◆ **Information provided**:
########
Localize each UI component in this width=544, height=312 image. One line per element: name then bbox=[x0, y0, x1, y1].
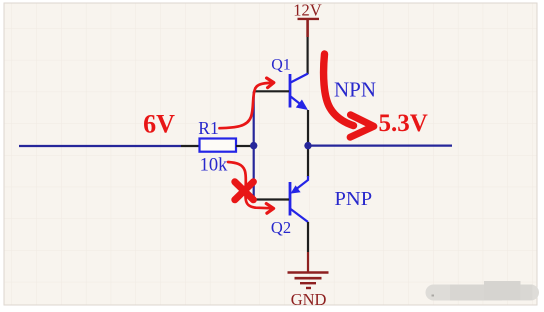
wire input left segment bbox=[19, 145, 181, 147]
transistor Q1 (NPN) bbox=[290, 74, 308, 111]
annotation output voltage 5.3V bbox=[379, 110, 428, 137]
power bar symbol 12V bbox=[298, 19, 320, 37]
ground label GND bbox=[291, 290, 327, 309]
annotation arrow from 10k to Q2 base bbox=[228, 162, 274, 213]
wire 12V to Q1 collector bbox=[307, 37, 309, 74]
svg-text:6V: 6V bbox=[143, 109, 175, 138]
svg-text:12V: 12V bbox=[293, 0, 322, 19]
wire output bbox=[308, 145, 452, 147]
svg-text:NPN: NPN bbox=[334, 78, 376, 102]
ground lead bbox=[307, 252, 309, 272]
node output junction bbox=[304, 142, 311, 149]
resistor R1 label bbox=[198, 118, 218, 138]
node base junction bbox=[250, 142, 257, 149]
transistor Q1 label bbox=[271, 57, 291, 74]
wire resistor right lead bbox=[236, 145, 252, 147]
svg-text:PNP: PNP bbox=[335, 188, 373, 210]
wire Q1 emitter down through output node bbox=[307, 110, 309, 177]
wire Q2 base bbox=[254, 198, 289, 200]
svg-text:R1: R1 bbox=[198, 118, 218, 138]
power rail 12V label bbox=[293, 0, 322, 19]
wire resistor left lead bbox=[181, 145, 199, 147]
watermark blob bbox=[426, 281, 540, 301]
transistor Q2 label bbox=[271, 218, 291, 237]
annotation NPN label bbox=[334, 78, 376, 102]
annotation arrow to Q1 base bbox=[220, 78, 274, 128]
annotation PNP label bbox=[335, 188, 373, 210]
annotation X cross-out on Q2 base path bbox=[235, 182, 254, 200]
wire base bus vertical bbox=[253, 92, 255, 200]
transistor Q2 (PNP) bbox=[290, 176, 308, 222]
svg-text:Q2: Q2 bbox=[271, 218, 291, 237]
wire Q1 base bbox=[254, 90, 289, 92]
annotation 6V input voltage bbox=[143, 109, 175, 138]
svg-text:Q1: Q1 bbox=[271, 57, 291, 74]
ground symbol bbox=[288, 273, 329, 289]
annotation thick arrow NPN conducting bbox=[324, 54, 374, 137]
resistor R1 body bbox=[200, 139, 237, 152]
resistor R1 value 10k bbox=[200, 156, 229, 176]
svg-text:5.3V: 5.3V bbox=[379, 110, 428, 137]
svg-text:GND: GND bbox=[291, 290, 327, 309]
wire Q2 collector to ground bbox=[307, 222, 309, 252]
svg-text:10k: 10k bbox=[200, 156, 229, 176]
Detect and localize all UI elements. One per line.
########
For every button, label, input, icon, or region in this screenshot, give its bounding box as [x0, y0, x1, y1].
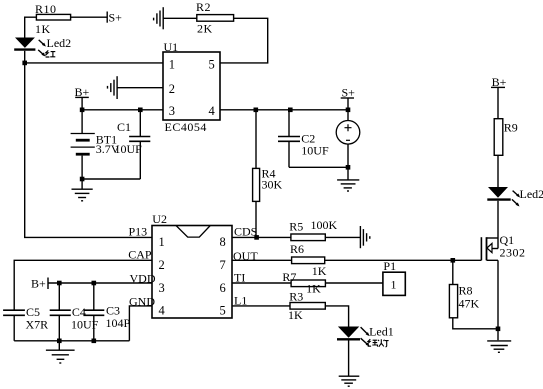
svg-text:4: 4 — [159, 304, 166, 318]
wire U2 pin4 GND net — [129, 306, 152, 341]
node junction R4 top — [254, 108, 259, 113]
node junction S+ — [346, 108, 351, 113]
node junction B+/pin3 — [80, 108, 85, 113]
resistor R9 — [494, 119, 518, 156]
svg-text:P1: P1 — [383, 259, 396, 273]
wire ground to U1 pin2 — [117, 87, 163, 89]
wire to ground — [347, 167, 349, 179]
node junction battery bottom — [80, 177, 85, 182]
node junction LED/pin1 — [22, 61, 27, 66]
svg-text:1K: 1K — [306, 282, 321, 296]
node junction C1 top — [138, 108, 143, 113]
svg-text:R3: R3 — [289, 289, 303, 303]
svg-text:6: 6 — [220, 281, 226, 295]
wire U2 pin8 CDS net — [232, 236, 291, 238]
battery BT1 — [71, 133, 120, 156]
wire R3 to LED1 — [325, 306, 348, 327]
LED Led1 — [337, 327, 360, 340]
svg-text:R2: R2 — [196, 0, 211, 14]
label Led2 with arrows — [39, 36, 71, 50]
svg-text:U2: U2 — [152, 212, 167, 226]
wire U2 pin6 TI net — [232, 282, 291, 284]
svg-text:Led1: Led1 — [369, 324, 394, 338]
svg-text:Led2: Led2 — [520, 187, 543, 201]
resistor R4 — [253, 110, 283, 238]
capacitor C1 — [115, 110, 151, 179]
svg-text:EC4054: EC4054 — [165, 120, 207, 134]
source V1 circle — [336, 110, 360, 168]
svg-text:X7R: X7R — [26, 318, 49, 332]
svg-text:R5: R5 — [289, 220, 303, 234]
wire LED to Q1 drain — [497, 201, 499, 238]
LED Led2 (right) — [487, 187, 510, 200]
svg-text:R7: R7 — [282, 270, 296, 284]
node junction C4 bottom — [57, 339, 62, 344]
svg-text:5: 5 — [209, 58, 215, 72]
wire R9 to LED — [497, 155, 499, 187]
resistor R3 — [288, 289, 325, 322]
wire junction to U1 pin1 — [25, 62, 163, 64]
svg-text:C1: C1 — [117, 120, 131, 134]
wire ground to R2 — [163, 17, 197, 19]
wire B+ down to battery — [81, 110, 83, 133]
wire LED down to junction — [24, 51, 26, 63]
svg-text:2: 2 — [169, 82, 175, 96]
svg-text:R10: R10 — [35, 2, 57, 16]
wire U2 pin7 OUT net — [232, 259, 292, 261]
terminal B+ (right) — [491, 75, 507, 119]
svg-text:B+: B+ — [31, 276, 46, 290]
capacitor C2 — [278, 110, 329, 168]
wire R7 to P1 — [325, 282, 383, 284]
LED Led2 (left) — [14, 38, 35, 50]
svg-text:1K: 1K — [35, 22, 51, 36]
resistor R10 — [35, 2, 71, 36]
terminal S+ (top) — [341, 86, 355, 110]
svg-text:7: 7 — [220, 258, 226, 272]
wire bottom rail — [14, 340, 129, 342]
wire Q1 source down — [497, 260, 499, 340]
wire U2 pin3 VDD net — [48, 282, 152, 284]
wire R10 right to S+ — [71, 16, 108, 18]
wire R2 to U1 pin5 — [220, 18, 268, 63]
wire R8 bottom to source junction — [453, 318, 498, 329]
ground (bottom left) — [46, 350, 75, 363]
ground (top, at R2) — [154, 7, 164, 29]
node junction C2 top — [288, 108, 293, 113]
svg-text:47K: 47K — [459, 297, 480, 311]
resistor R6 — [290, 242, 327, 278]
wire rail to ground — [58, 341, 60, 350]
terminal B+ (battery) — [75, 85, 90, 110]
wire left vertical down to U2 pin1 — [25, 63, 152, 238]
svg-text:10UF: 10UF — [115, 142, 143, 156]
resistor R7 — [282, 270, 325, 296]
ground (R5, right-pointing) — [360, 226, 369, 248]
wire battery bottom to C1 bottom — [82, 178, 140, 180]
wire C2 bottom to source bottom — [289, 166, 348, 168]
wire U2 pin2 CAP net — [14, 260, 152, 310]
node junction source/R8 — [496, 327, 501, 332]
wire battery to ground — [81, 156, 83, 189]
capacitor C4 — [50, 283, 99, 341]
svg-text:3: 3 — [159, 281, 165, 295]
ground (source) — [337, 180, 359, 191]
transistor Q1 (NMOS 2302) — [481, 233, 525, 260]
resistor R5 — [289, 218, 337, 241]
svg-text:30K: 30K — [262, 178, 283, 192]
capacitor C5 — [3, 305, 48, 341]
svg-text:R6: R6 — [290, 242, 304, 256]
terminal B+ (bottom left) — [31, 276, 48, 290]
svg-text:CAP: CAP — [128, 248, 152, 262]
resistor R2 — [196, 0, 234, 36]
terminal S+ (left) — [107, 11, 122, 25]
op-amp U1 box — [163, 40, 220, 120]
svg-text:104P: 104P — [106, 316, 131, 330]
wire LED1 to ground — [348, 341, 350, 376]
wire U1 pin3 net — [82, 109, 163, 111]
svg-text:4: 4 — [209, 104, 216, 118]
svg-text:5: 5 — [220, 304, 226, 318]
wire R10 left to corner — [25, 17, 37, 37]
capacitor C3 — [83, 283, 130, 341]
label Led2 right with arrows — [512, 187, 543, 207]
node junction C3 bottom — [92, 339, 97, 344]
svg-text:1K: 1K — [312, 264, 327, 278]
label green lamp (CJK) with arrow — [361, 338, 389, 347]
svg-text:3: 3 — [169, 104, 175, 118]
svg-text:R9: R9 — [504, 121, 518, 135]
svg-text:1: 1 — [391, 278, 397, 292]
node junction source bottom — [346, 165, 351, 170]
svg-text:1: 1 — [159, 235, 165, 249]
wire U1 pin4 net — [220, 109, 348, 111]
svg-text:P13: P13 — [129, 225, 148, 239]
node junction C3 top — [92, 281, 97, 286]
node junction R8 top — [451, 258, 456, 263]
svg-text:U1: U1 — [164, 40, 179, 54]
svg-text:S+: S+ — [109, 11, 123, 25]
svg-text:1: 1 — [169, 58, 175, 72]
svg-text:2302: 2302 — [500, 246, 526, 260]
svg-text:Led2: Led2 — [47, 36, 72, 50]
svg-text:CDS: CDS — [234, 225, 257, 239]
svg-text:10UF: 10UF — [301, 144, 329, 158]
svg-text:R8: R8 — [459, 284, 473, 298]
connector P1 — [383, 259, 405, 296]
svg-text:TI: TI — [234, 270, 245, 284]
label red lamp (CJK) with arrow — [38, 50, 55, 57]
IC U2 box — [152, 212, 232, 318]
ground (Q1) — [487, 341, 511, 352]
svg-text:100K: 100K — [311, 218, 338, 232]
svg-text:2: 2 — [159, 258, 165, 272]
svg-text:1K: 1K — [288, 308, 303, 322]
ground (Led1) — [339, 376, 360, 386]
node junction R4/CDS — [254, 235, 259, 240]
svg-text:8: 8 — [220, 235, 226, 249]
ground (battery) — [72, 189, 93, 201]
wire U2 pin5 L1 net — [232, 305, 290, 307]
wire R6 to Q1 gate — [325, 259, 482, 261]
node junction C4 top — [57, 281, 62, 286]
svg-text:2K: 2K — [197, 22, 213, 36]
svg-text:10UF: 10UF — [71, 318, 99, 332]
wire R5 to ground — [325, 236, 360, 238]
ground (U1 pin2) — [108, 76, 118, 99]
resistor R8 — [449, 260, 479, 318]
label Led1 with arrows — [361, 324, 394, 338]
########
◆ **Stated goal**: Copy the lines of the entries verbatim, from the line containing "svg-text:4: 4 — [159, 304, 166, 318]" through the line containing "svg-text:U2: U2 — [152, 212, 167, 226]", both included.

◆ **Correct output**:
svg-text:4: 4 — [159, 304, 166, 318]
wire U2 pin4 GND net — [129, 306, 152, 341]
node junction R4 top — [254, 108, 259, 113]
node junction S+ — [346, 108, 351, 113]
node junction B+/pin3 — [80, 108, 85, 113]
resistor R9 — [494, 119, 518, 156]
svg-text:P1: P1 — [383, 259, 396, 273]
wire ground to U1 pin2 — [117, 87, 163, 89]
wire to ground — [347, 167, 349, 179]
node junction battery bottom — [80, 177, 85, 182]
node junction LED/pin1 — [22, 61, 27, 66]
svg-text:1K: 1K — [306, 282, 321, 296]
node junction C1 top — [138, 108, 143, 113]
svg-text:R3: R3 — [289, 289, 303, 303]
svg-text:6: 6 — [220, 281, 226, 295]
wire U2 pin8 CDS net — [232, 236, 291, 238]
battery BT1 — [71, 133, 120, 156]
wire R3 to LED1 — [325, 306, 348, 327]
LED Led1 — [337, 327, 360, 340]
svg-text:R2: R2 — [196, 0, 211, 14]
label Led2 with arrows — [39, 36, 71, 50]
svg-text:U2: U2 — [152, 212, 167, 226]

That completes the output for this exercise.